__EXERCISE DIRECTIONS__
What is the number of lines holding the word "parametrization"? Give that number alone.
START
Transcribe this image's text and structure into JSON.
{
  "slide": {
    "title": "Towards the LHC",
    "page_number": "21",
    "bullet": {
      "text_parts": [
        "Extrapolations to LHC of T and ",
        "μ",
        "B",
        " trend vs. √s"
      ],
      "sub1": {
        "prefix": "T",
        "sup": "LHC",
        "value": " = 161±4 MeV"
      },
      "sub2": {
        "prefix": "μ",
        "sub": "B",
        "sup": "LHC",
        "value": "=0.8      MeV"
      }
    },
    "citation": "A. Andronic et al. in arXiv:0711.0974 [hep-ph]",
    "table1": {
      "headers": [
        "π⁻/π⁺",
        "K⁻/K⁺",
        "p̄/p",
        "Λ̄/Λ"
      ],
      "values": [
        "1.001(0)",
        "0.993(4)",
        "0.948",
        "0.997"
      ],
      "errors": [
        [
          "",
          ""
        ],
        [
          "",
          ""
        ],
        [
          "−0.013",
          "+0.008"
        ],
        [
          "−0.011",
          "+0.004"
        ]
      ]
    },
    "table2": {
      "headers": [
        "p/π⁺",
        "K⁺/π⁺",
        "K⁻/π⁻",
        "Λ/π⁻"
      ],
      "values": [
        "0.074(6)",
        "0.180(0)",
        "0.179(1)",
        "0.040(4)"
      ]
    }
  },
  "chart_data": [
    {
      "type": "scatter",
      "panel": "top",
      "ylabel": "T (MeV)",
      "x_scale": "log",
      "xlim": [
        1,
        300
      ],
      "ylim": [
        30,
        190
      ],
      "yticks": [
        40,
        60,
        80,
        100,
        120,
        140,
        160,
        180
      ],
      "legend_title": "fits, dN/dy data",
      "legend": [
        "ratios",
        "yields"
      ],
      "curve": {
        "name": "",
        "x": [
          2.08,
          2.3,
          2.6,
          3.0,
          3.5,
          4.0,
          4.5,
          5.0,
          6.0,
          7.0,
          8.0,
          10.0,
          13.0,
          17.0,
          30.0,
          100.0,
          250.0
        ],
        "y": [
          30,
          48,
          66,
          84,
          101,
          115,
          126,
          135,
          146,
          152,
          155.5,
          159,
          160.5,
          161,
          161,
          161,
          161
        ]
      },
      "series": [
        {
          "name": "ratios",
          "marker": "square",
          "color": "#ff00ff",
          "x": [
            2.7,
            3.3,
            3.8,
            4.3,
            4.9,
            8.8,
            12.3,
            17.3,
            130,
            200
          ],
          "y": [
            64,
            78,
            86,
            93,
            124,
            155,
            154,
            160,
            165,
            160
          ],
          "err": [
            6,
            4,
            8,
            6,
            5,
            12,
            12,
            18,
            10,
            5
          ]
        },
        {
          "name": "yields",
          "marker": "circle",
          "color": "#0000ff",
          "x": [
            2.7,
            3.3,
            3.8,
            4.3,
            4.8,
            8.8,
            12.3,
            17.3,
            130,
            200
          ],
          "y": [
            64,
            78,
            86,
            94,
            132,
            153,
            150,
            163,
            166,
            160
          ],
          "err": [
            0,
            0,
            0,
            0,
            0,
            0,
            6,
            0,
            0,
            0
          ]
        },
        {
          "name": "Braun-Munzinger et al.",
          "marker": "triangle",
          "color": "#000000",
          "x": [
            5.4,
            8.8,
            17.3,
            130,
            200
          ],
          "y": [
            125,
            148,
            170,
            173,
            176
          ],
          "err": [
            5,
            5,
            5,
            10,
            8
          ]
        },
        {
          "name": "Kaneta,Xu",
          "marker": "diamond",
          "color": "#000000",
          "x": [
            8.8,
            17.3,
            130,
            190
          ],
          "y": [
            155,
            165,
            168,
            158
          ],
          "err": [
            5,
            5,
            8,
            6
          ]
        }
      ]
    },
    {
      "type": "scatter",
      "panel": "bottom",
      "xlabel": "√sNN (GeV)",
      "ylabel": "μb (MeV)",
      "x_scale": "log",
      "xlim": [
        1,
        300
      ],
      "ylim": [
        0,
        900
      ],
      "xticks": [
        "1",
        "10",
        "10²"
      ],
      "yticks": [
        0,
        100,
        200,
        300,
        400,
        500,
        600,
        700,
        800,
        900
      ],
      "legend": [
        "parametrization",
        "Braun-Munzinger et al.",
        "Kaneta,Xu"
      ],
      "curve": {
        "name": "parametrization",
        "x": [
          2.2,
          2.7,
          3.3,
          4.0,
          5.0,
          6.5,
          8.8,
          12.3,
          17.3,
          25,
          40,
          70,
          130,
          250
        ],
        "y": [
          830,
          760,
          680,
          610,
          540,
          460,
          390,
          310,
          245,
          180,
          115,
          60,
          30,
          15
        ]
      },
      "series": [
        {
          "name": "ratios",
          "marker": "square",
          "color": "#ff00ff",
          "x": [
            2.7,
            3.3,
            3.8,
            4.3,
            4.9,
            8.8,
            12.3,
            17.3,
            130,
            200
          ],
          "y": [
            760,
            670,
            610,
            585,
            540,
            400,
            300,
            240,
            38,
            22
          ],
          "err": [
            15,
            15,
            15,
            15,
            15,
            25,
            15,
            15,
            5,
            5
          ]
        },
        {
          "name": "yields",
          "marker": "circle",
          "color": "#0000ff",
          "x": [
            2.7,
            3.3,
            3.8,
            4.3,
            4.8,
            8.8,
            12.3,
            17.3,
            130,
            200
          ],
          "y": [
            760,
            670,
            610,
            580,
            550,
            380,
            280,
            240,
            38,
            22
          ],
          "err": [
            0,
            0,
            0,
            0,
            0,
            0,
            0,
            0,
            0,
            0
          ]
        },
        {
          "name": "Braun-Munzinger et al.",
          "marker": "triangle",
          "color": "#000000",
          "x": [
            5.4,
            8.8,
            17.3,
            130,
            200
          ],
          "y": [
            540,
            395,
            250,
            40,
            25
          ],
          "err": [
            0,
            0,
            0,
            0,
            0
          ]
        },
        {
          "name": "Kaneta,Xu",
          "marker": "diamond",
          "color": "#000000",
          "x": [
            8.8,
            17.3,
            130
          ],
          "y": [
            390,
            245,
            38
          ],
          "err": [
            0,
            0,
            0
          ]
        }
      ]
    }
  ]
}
END
__ANSWER TO THE TASK__
2